Give the number of lines that contain the string "JSON", and nothing else.

■ **Data entries**:
((
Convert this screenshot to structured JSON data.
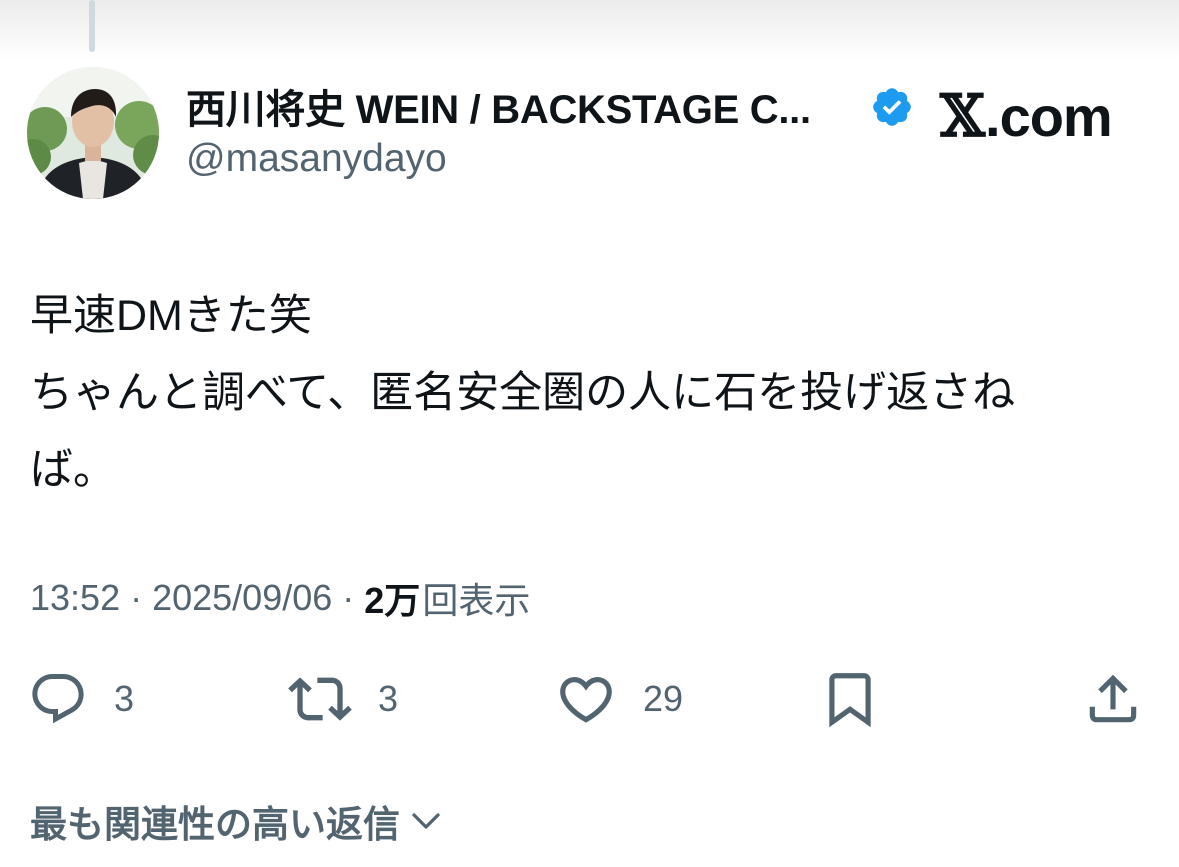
{
  "author": {
    "display_name": "西川将史 WEIN / BACKSTAGE C...",
    "handle": "@masanydayo",
    "verified": true,
    "verified_color": "#1d9bf0"
  },
  "site_label": {
    "glyph": "𝕏",
    "text": ".com"
  },
  "tweet": {
    "lines": [
      "早速DMきた笑",
      "ちゃんと調べて、匿名安全圏の人に石を投げ返さね",
      "ば。"
    ],
    "time": "13:52",
    "date": "2025/09/06",
    "separator": "·",
    "views_count": "2万",
    "views_label": "回表示"
  },
  "actions": {
    "reply": {
      "icon": "reply-icon",
      "count": "3"
    },
    "retweet": {
      "icon": "retweet-icon",
      "count": "3"
    },
    "like": {
      "icon": "heart-icon",
      "count": "29"
    },
    "bookmark": {
      "icon": "bookmark-icon"
    },
    "share": {
      "icon": "share-icon"
    }
  },
  "replies_sort": {
    "label": "最も関連性の高い返信",
    "icon": "chevron-down-icon"
  },
  "colors": {
    "text_primary": "#0f1419",
    "text_secondary": "#536471",
    "thread_line": "#cfd9de"
  }
}
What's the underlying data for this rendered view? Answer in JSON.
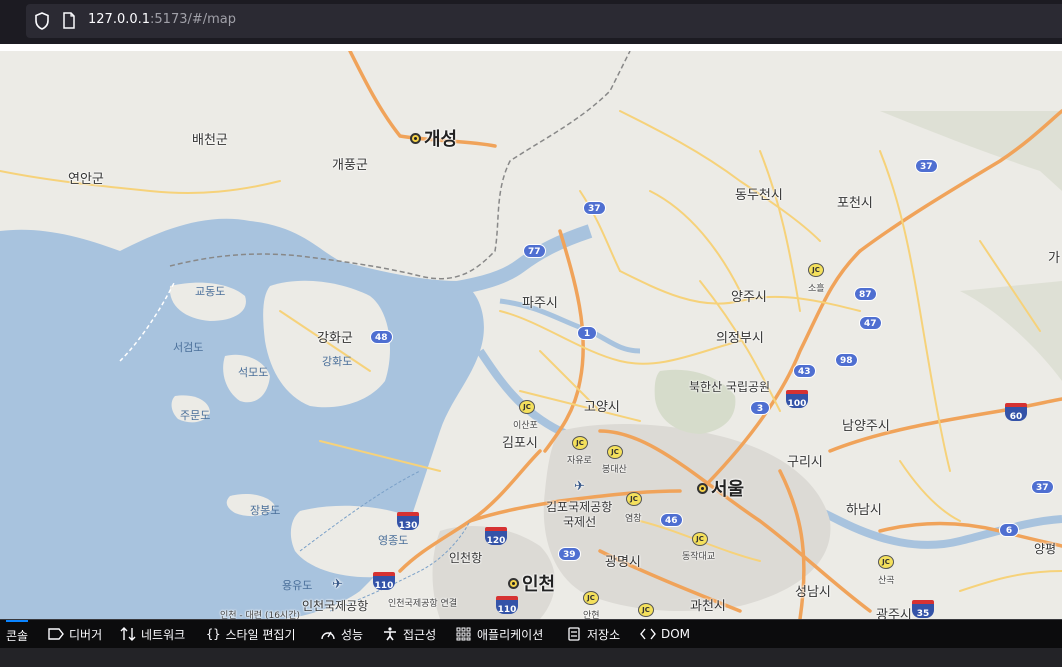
{
  "browser": {
    "url_host": "127.0.0.1",
    "url_rest": ":5173/#/map"
  },
  "map": {
    "cities": [
      {
        "name": "개성",
        "major": true
      },
      {
        "name": "서울",
        "major": true
      },
      {
        "name": "인천",
        "major": true
      }
    ],
    "places": [
      "배천군",
      "개풍군",
      "연안군",
      "동두천시",
      "포천시",
      "양주시",
      "파주시",
      "강화군",
      "의정부시",
      "고양시",
      "김포시",
      "남양주시",
      "구리시",
      "하남시",
      "광명시",
      "과천시",
      "성남시",
      "광주시",
      "교동도",
      "서검도",
      "석모도",
      "주문도",
      "강화도",
      "장봉도",
      "영종도",
      "용유도",
      "북한산 국립공원",
      "김포국제공항",
      "국제선",
      "인천국제공항",
      "인천항",
      "이산포",
      "자유로",
      "봉대산",
      "염창",
      "동작대교",
      "소흘",
      "산곡",
      "안현",
      "가",
      "양평",
      "인천국제공항 연결",
      "인천 - 대련 (16시간)"
    ],
    "badges": [
      "37",
      "77",
      "1",
      "48",
      "3",
      "46",
      "39",
      "6",
      "37",
      "87",
      "47",
      "98",
      "43",
      "37"
    ],
    "expressways": [
      "100",
      "60",
      "130",
      "120",
      "110",
      "110",
      "35"
    ],
    "jc": "JC"
  },
  "devtools": {
    "tabs": [
      {
        "label": "콘솔",
        "icon": "console-icon"
      },
      {
        "label": "디버거",
        "icon": "debugger-icon"
      },
      {
        "label": "네트워크",
        "icon": "network-icon"
      },
      {
        "label": "스타일 편집기",
        "icon": "style-editor-icon"
      },
      {
        "label": "성능",
        "icon": "performance-icon"
      },
      {
        "label": "접근성",
        "icon": "accessibility-icon"
      },
      {
        "label": "애플리케이션",
        "icon": "application-icon"
      },
      {
        "label": "저장소",
        "icon": "storage-icon"
      },
      {
        "label": "DOM",
        "icon": "dom-icon"
      }
    ],
    "active_tab": "콘솔"
  },
  "colors": {
    "water": "#a8c3de",
    "land": "#ecebe6",
    "urban": "#dcdad5",
    "road_major": "#f0a35a",
    "road_minor": "#f6d27a",
    "accent": "#0a84ff"
  }
}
))
■ **Correct response**:
2